### REQUIRED WORK
Which lines below hold the word "this"? Report each one.

(Stored data)
** Begin **

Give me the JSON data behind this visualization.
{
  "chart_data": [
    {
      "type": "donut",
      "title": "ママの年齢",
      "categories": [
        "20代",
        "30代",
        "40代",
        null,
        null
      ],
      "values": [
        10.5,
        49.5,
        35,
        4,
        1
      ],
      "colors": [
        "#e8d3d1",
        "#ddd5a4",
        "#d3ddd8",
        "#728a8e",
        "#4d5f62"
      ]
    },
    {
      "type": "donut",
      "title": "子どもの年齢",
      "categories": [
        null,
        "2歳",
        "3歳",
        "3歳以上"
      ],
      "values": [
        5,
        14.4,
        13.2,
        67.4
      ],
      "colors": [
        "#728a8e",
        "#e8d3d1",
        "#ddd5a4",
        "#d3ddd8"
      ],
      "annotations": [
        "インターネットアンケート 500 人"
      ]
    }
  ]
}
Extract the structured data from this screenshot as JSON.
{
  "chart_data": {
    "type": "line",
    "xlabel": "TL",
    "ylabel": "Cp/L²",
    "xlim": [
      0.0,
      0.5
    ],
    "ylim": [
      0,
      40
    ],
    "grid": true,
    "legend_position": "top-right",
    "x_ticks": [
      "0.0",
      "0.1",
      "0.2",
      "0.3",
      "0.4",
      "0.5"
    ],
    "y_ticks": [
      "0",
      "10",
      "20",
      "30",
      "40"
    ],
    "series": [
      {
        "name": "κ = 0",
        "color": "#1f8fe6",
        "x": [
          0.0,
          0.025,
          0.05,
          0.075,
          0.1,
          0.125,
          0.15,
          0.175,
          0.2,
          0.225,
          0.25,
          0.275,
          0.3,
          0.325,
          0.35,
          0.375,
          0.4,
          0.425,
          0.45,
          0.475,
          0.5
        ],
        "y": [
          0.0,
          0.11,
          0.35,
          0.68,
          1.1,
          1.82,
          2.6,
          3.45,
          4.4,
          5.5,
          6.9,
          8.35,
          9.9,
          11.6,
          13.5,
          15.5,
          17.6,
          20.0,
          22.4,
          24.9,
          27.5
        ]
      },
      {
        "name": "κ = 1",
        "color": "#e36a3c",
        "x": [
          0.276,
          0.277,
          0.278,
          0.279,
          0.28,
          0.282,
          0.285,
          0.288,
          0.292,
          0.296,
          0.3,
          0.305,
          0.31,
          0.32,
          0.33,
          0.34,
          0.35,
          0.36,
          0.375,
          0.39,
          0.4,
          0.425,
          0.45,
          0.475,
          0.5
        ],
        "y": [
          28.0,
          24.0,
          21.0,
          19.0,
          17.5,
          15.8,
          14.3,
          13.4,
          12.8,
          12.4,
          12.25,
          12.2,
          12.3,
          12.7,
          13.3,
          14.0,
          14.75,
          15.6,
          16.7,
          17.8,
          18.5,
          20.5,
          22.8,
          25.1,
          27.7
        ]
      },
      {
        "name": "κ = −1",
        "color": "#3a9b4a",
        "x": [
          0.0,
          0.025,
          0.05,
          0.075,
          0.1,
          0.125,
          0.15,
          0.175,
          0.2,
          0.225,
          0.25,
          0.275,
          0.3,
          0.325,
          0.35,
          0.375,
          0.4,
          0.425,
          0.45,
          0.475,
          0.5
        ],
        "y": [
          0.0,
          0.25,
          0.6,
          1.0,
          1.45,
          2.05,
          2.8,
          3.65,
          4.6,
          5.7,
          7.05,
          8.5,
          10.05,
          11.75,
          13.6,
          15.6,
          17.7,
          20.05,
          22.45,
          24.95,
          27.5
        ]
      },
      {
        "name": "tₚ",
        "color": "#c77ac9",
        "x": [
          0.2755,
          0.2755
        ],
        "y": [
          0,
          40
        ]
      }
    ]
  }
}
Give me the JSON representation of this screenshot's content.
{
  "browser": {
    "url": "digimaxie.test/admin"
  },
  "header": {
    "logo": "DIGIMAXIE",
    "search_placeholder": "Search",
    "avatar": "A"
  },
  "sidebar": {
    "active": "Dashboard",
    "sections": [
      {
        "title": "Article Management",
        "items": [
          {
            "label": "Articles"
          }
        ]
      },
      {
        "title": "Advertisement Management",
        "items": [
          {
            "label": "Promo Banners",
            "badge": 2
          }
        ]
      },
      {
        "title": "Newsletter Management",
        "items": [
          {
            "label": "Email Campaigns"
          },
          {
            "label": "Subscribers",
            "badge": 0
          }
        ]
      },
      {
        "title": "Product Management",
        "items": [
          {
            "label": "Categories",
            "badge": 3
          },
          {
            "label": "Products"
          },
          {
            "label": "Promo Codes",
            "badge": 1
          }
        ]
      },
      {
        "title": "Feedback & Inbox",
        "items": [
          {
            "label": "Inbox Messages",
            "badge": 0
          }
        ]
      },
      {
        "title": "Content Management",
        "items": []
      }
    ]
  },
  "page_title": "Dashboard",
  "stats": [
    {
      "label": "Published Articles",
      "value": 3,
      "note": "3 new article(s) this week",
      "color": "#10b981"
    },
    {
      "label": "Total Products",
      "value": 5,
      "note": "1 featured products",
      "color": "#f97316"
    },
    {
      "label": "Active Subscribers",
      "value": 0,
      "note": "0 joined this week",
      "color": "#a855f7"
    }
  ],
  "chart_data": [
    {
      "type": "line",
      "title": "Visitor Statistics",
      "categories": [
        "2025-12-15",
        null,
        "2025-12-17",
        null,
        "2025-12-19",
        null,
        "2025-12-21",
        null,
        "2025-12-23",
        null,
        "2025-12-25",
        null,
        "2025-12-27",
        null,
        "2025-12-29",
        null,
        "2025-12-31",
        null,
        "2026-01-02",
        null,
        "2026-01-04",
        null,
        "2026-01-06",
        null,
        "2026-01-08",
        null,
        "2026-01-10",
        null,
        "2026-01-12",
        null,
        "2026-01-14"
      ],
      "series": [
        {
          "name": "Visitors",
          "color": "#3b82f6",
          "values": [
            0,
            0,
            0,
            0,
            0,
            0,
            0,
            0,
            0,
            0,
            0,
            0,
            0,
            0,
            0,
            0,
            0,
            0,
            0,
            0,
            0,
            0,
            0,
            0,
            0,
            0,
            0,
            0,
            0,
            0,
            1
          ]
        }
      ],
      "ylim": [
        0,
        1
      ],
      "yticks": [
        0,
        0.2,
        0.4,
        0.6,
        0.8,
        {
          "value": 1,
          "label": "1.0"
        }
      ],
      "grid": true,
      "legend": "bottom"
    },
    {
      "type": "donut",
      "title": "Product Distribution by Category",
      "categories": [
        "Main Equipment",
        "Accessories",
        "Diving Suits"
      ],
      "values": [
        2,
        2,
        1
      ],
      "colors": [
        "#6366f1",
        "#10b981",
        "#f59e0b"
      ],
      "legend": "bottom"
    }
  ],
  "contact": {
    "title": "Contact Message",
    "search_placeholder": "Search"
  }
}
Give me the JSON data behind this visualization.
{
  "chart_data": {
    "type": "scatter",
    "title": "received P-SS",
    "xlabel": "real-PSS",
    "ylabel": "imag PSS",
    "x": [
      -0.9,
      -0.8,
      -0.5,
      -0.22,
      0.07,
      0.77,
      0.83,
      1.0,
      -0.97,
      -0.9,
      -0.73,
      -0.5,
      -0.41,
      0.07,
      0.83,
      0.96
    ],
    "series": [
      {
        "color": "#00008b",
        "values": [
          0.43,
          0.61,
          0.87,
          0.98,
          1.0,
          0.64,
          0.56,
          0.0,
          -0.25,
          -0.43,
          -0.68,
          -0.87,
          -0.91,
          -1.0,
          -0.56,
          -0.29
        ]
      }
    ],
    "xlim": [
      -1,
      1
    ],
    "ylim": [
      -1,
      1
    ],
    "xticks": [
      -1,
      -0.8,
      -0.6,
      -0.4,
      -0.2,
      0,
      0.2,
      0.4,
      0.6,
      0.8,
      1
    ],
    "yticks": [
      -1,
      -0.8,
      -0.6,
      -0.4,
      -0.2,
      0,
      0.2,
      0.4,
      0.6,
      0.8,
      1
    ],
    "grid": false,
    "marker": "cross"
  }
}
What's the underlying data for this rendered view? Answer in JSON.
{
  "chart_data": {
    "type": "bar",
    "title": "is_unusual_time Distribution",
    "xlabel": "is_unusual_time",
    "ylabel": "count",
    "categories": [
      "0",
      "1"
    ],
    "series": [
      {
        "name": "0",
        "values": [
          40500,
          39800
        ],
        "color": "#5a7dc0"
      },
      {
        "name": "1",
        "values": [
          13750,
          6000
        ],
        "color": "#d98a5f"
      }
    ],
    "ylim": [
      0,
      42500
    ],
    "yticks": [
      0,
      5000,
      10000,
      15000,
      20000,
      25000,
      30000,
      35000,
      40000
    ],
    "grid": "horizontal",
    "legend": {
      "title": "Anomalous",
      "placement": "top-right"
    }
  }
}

** End **

### TASK ANSWER
Give me the JSON data behind this visualization.
Extract the structured data from this screenshot as JSON.
Give me the JSON representation of this screenshot's content.
      "note": "3 new article(s) this week",
      "note": "0 joined this week",
Give me the JSON data behind this visualization.
What's the underlying data for this rendered view? Answer in JSON.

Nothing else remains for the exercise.